TEXTAUSSCHNITT:
Ähnliches gilt im klassischen Modell für den Arbeitsmarkt. Schränken die Unternehmen ihre Nachfrage nach Arbeitskräften ein, sinken die Löhne. Das wiederum regt die Nachfrage nach Arbeitskräften an, dagegen reduzieren private Haushalte ihr Arbeitsangebot. Es stellt sich ein neues Gleichgewicht von Angebot und Nachfrage bei niedrigeren Löhnen ein. Unfreiwillige Arbeitslosigkeit kann es in der Gedankenwelt der Klassiker nicht geben.
Ökonomie der Krise
Doch die Weltwirtschaftskrise lehrte etwas anderes. Die Unternehmen reagierten auf die wegbrechende Güternachfrage mit Kürzungen ihrer Produktion und entließen Arbeitskräfte. Zwar sanken die Löhne, doch die Nachfrage nach Arbeit ging weiter zurück. Mit den Löhnen schrumpfte auch die Kaufkraft der Arbeitnehmer. Sie schränkten ihren Konsum ein. Darauf reagierten die Unternehmen mit weiteren Produktionskürzungen und Entlassungen. Die Abwärtsspirale beschleunigte sich.
Keynes sah deshalb „keinen Grund für die Annahme, dass flexible Löhne in der Lage sind, nachhaltig Vollbeschäftigung herzustellen“. Entscheidend für die Beschäftigung sei vielmehr, dass es eine ausreichend hohe Nachfrage am Gütermarkt gebe. Die Unternehmen dehnten ihre Produktion dann wieder aus und heuerten zusätzliche Arbeitskräfte an. Keynes stellte so eine Verbindung zwischen dem Güter- und dem Arbeitsmarkt her, die es in der klassischen Theorie nicht gab.

DATENZEILEN:
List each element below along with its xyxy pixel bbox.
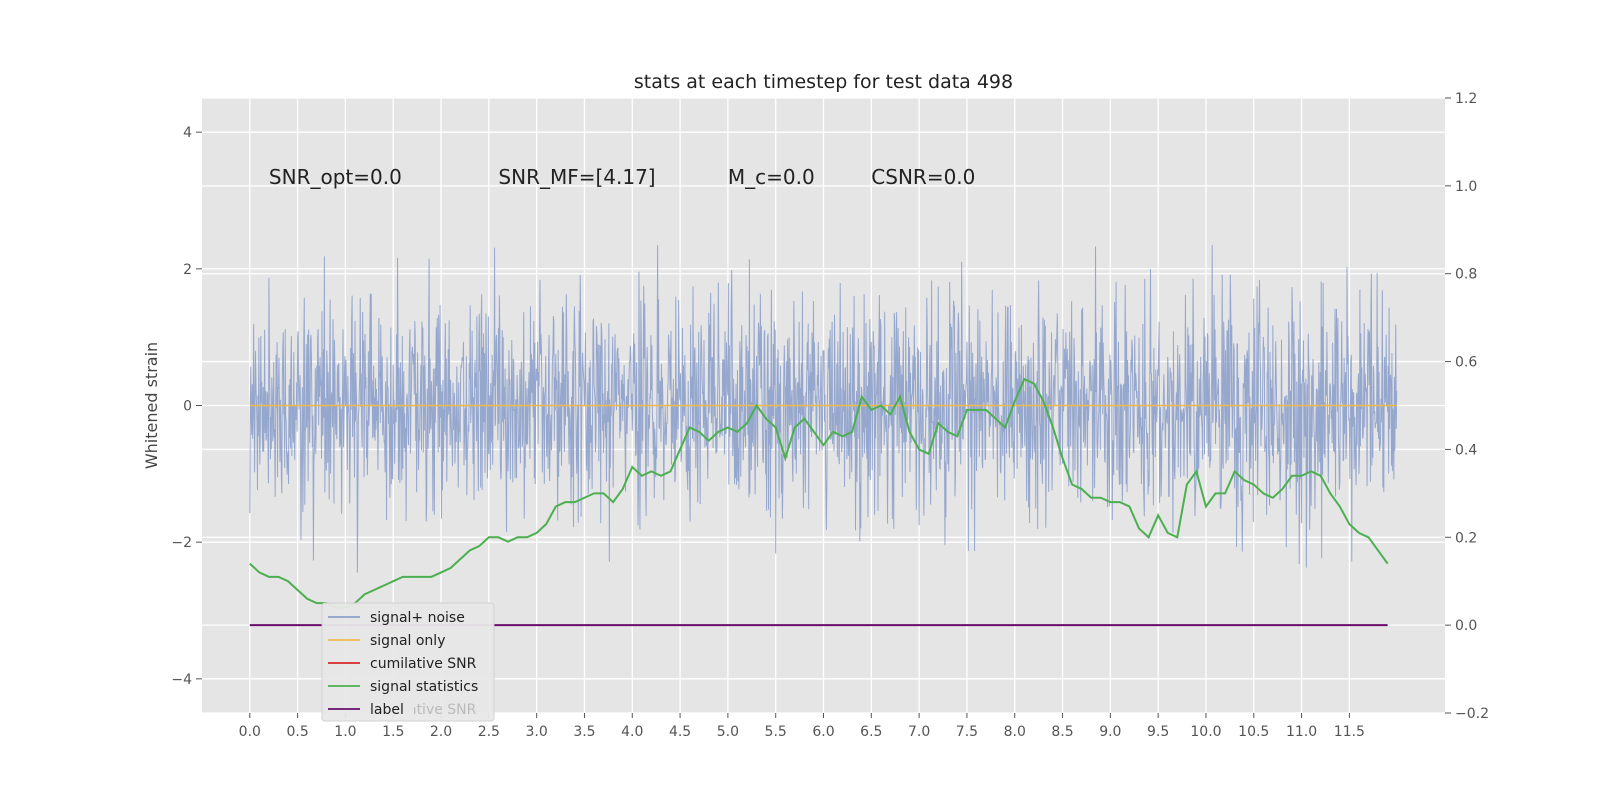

BITTE BEARBEITEN:
1. Kannst du den Absatz im Textausschnitt über Keynes, der mit „Doch die Weltwirtschaftskrise lehrte“ beginnt, kürzer fassen und dabei seine wesentlichen Fakten beibehalten?
2. Kannst du aus dem Textausschnitt über Keynes die Stelle von „Ähnliches gilt im“ bis einschließlich „Klassiker nicht geben.“ wortgetreu abschreiben?
3. Wie könnte der Textausschnitt über Keynes nach seinem letzten Satz weitergehen? Führe ihn fort.
Das Material wird hierfür nicht gebraucht.

VORGEGEBENE LÖSUNGEN:
1. Die Weltwirtschaftskrise zeigte etwas anderes: Als die Güternachfrage wegbrach, kürzten die Unternehmen ihre Produktion und entließen Arbeitskräfte. Die Löhne sanken, die Nachfrage nach Arbeit ging aber weiter zurück. Mit der Kaufkraft der Arbeitnehmer schrumpfte ihr Konsum, worauf weitere Produktionskürzungen und Entlassungen folgten. So beschleunigte sich die Abwärtsspirale.

2.
Ähnliches gilt im klassischen Modell für den Arbeitsmarkt. Schränken die Unternehmen ihre Nachfrage nach Arbeitskräften ein, sinken die Löhne. Das wiederum regt die Nachfrage nach Arbeitskräften an, dagegen reduzieren private Haushalte ihr Arbeitsangebot. Es stellt sich ein neues Gleichgewicht von Angebot und Nachfrage bei niedrigeren Löhnen ein. Unfreiwillige Arbeitslosigkeit kann es in der Gedankenwelt der Klassiker nicht geben.

3.
Doch wie lässt sich die Nachfrage am Gütermarkt auf das Niveau anheben, das für Vollbeschäftigung notwendig ist? Am einfachsten wäre es, die Zentralbank würde die Zinsen senken und so private Investitionen ankurbeln. Laut Keynes investieren Unternehmen in neue Maschinen, wenn der Zins für den Anschaffungskredit niedriger ist als die erwartete Rendite der Maschine, die er als „Grenzleistungsfähigkeit des Kapitals“ bezeichnete. Senkt die Zentralbank also die Zinsen, kommen zusätzliche Investitionen in Gang, und die Nachfragelücke verschwindet.
Liquiditätsfalle
Allerdings, konstatierte Keynes, gebe es Situationen, in denen die Zentralbank machtlos sei. Zum einen könne „eine große Zunahme der Geldmenge so viel Ungewissheit über die Zukunft verursachen, dass die Vorlieben für Liquidität aus dem Sicherheitsmotiv verstärkt werden“. Dann horten die Bürger das Geld, anstatt es in Staatsanleihen zu investieren. Der erhoffte Zinsrückgang durch steigende Kurse bleibt aus, die Investitionen erhalten keine Impulse. Die Wirtschaft befindet sich in der Liquiditätsfalle.
Keynes selbst betrachtete dies als einen „Grenzfall“, der „in der Zukunft praktische Relevanz erlangen mag“. „Bisher“, so schrieb er, „kenne ich dafür allerdings kein Beispiel.“ Doch mehr als 70 Jahre später trat dieser Grenzfall ein. Nach der Pleite der Lehman-Bank im Jahr 2008 verloren die Banken das Vertrauen untereinander und horteten ihr Geld bei der Zentralbank, statt es anderen Banken zu leihen oder es in Wertpapiere zu investieren. Die Liquidität am Interbankenmarkt verknappte sich, die Zinsen schossen nach oben. Diese Erfahrung dürfte mit dazu beigetragen haben, dass die Zentralbanken in den vergangenen Jahren selbst Staatsanleihen kauften, um die Zinsen nach unten zu drücken und die Investitionen zu beleben. Die sogenannte Politik der quantitativen Lockerung kann daher als Versuch der Notenbanken gewertet werden, die Keynes’sche Liquiditätsfalle zu umgehen.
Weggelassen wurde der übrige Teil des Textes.